* The problem *
Print out each record below, unaltered and complete, without its images.

* Information given *

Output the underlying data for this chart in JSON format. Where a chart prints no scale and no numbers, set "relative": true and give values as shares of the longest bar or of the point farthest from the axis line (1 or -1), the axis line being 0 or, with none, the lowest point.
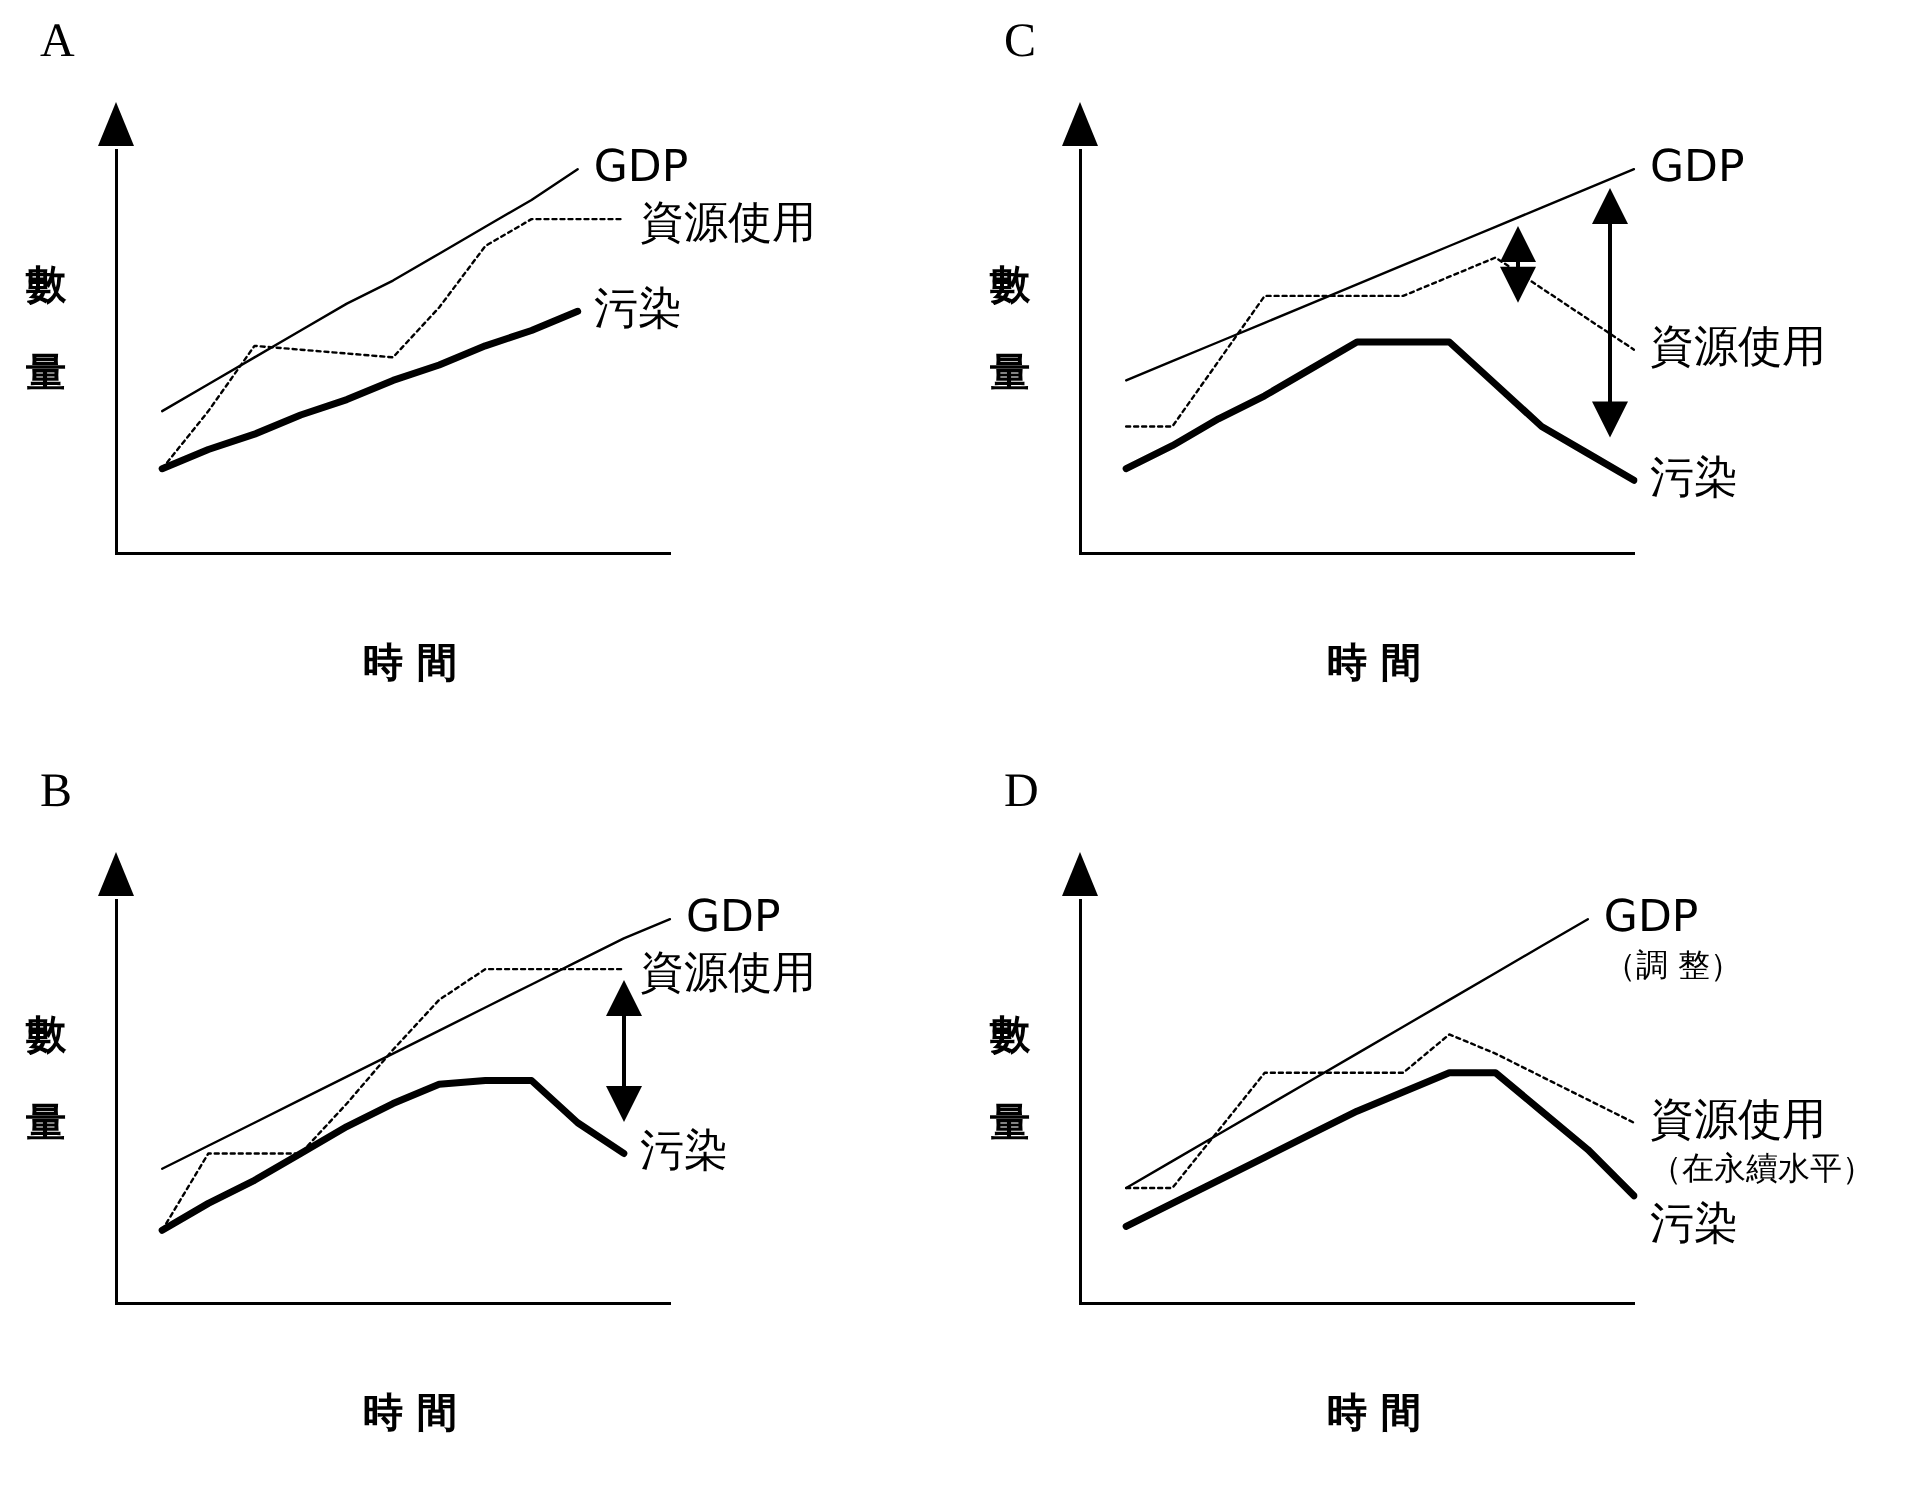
{
  "chart_data": [
    {
      "type": "line",
      "title": "A",
      "xlabel": "時 間",
      "ylabel": "數量",
      "relative": true,
      "categories": [
        null,
        null,
        null,
        null,
        null,
        null,
        null,
        null,
        null,
        null,
        null,
        null,
        null
      ],
      "legend": "right",
      "marker": "none",
      "series": [
        {
          "name": "GDP",
          "color": "#000000",
          "line_style": "solid",
          "values": [
            null,
            0.37,
            0.44,
            0.51,
            0.58,
            0.65,
            0.71,
            0.78,
            0.85,
            0.92,
            1.0,
            null,
            null
          ]
        },
        {
          "name": "資源使用",
          "color": "#000000",
          "line_style": "dotted",
          "values": [
            null,
            0.22,
            0.37,
            0.54,
            0.53,
            0.52,
            0.51,
            0.64,
            0.8,
            0.87,
            0.87,
            0.87,
            null
          ]
        },
        {
          "name": "污染",
          "color": "#000000",
          "line_style": "solid",
          "values": [
            null,
            0.22,
            0.27,
            0.31,
            0.36,
            0.4,
            0.45,
            0.49,
            0.54,
            0.58,
            0.63,
            null,
            null
          ]
        }
      ]
    },
    {
      "type": "line",
      "title": "C",
      "xlabel": "時 間",
      "ylabel": "數量",
      "relative": true,
      "categories": [
        null,
        null,
        null,
        null,
        null,
        null,
        null,
        null,
        null,
        null,
        null,
        null,
        null
      ],
      "legend": "right",
      "marker": "none",
      "series": [
        {
          "name": "GDP",
          "color": "#000000",
          "line_style": "solid",
          "values": [
            null,
            0.45,
            0.5,
            0.55,
            0.6,
            0.65,
            0.7,
            0.75,
            0.8,
            0.85,
            0.9,
            0.95,
            1.0
          ]
        },
        {
          "name": "資源使用",
          "color": "#000000",
          "line_style": "dotted",
          "values": [
            null,
            0.33,
            0.33,
            0.5,
            0.67,
            0.67,
            0.67,
            0.67,
            0.72,
            0.77,
            0.69,
            0.61,
            0.53
          ]
        },
        {
          "name": "污染",
          "color": "#000000",
          "line_style": "solid",
          "values": [
            null,
            0.22,
            0.28,
            0.35,
            0.41,
            0.48,
            0.55,
            0.55,
            0.55,
            0.44,
            0.33,
            0.26,
            0.19
          ]
        }
      ]
    },
    {
      "type": "line",
      "title": "B",
      "xlabel": "時 間",
      "ylabel": "數量",
      "relative": true,
      "categories": [
        null,
        null,
        null,
        null,
        null,
        null,
        null,
        null,
        null,
        null,
        null,
        null,
        null
      ],
      "legend": "right",
      "marker": "none",
      "series": [
        {
          "name": "GDP",
          "color": "#000000",
          "line_style": "solid",
          "values": [
            null,
            0.35,
            0.41,
            0.47,
            0.53,
            0.59,
            0.65,
            0.71,
            0.77,
            0.83,
            0.89,
            0.95,
            1.0
          ]
        },
        {
          "name": "資源使用",
          "color": "#000000",
          "line_style": "dotted",
          "values": [
            null,
            0.19,
            0.39,
            0.39,
            0.39,
            0.52,
            0.66,
            0.79,
            0.87,
            0.87,
            0.87,
            0.87,
            null
          ]
        },
        {
          "name": "污染",
          "color": "#000000",
          "line_style": "solid",
          "values": [
            null,
            0.19,
            0.26,
            0.32,
            0.39,
            0.46,
            0.52,
            0.57,
            0.58,
            0.58,
            0.47,
            0.39,
            null
          ]
        }
      ]
    },
    {
      "type": "line",
      "title": "D",
      "xlabel": "時 間",
      "ylabel": "數量",
      "relative": true,
      "categories": [
        null,
        null,
        null,
        null,
        null,
        null,
        null,
        null,
        null,
        null,
        null,
        null,
        null
      ],
      "legend": "right",
      "marker": "none",
      "series": [
        {
          "name": "GDP（調 整）",
          "color": "#000000",
          "line_style": "solid",
          "values": [
            null,
            0.3,
            0.37,
            0.44,
            0.51,
            0.58,
            0.65,
            0.72,
            0.79,
            0.86,
            0.93,
            1.0,
            null
          ]
        },
        {
          "name": "資源使用（在永續水平）",
          "color": "#000000",
          "line_style": "dotted",
          "values": [
            null,
            0.3,
            0.3,
            0.45,
            0.6,
            0.6,
            0.6,
            0.6,
            0.7,
            0.65,
            0.59,
            0.53,
            0.47
          ]
        },
        {
          "name": "污染",
          "color": "#000000",
          "line_style": "solid",
          "values": [
            null,
            0.2,
            0.26,
            0.32,
            0.38,
            0.44,
            0.5,
            0.55,
            0.6,
            0.6,
            0.5,
            0.4,
            0.28
          ]
        }
      ]
    }
  ]
}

* Result for this exercise *
Output the underlying data for this chart in JSON format. Where a chart prints no scale and no numbers, set "relative": true and give values as shares of the longest bar or of the point farthest from the axis line (1 or -1), the axis line being 0 or, with none, the lowest point.
{
  "chart_data": [
    {
      "type": "line",
      "title": "A",
      "xlabel": "時 間",
      "ylabel": "數量",
      "relative": true,
      "categories": [
        null,
        null,
        null,
        null,
        null,
        null,
        null,
        null,
        null,
        null,
        null,
        null,
        null
      ],
      "legend": "right",
      "marker": "none",
      "series": [
        {
          "name": "GDP",
          "color": "#000000",
          "line_style": "solid",
          "values": [
            null,
            0.37,
            0.44,
            0.51,
            0.58,
            0.65,
            0.71,
            0.78,
            0.85,
            0.92,
            1.0,
            null,
            null
          ]
        },
        {
          "name": "資源使用",
          "color": "#000000",
          "line_style": "dotted",
          "values": [
            null,
            0.22,
            0.37,
            0.54,
            0.53,
            0.52,
            0.51,
            0.64,
            0.8,
            0.87,
            0.87,
            0.87,
            null
          ]
        },
        {
          "name": "污染",
          "color": "#000000",
          "line_style": "solid",
          "values": [
            null,
            0.22,
            0.27,
            0.31,
            0.36,
            0.4,
            0.45,
            0.49,
            0.54,
            0.58,
            0.63,
            null,
            null
          ]
        }
      ]
    },
    {
      "type": "line",
      "title": "C",
      "xlabel": "時 間",
      "ylabel": "數量",
      "relative": true,
      "categories": [
        null,
        null,
        null,
        null,
        null,
        null,
        null,
        null,
        null,
        null,
        null,
        null,
        null
      ],
      "legend": "right",
      "marker": "none",
      "series": [
        {
          "name": "GDP",
          "color": "#000000",
          "line_style": "solid",
          "values": [
            null,
            0.45,
            0.5,
            0.55,
            0.6,
            0.65,
            0.7,
            0.75,
            0.8,
            0.85,
            0.9,
            0.95,
            1.0
          ]
        },
        {
          "name": "資源使用",
          "color": "#000000",
          "line_style": "dotted",
          "values": [
            null,
            0.33,
            0.33,
            0.5,
            0.67,
            0.67,
            0.67,
            0.67,
            0.72,
            0.77,
            0.69,
            0.61,
            0.53
          ]
        },
        {
          "name": "污染",
          "color": "#000000",
          "line_style": "solid",
          "values": [
            null,
            0.22,
            0.28,
            0.35,
            0.41,
            0.48,
            0.55,
            0.55,
            0.55,
            0.44,
            0.33,
            0.26,
            0.19
          ]
        }
      ]
    },
    {
      "type": "line",
      "title": "B",
      "xlabel": "時 間",
      "ylabel": "數量",
      "relative": true,
      "categories": [
        null,
        null,
        null,
        null,
        null,
        null,
        null,
        null,
        null,
        null,
        null,
        null,
        null
      ],
      "legend": "right",
      "marker": "none",
      "series": [
        {
          "name": "GDP",
          "color": "#000000",
          "line_style": "solid",
          "values": [
            null,
            0.35,
            0.41,
            0.47,
            0.53,
            0.59,
            0.65,
            0.71,
            0.77,
            0.83,
            0.89,
            0.95,
            1.0
          ]
        },
        {
          "name": "資源使用",
          "color": "#000000",
          "line_style": "dotted",
          "values": [
            null,
            0.19,
            0.39,
            0.39,
            0.39,
            0.52,
            0.66,
            0.79,
            0.87,
            0.87,
            0.87,
            0.87,
            null
          ]
        },
        {
          "name": "污染",
          "color": "#000000",
          "line_style": "solid",
          "values": [
            null,
            0.19,
            0.26,
            0.32,
            0.39,
            0.46,
            0.52,
            0.57,
            0.58,
            0.58,
            0.47,
            0.39,
            null
          ]
        }
      ]
    },
    {
      "type": "line",
      "title": "D",
      "xlabel": "時 間",
      "ylabel": "數量",
      "relative": true,
      "categories": [
        null,
        null,
        null,
        null,
        null,
        null,
        null,
        null,
        null,
        null,
        null,
        null,
        null
      ],
      "legend": "right",
      "marker": "none",
      "series": [
        {
          "name": "GDP（調 整）",
          "color": "#000000",
          "line_style": "solid",
          "values": [
            null,
            0.3,
            0.37,
            0.44,
            0.51,
            0.58,
            0.65,
            0.72,
            0.79,
            0.86,
            0.93,
            1.0,
            null
          ]
        },
        {
          "name": "資源使用（在永續水平）",
          "color": "#000000",
          "line_style": "dotted",
          "values": [
            null,
            0.3,
            0.3,
            0.45,
            0.6,
            0.6,
            0.6,
            0.6,
            0.7,
            0.65,
            0.59,
            0.53,
            0.47
          ]
        },
        {
          "name": "污染",
          "color": "#000000",
          "line_style": "solid",
          "values": [
            null,
            0.2,
            0.26,
            0.32,
            0.38,
            0.44,
            0.5,
            0.55,
            0.6,
            0.6,
            0.5,
            0.4,
            0.28
          ]
        }
      ]
    }
  ]
}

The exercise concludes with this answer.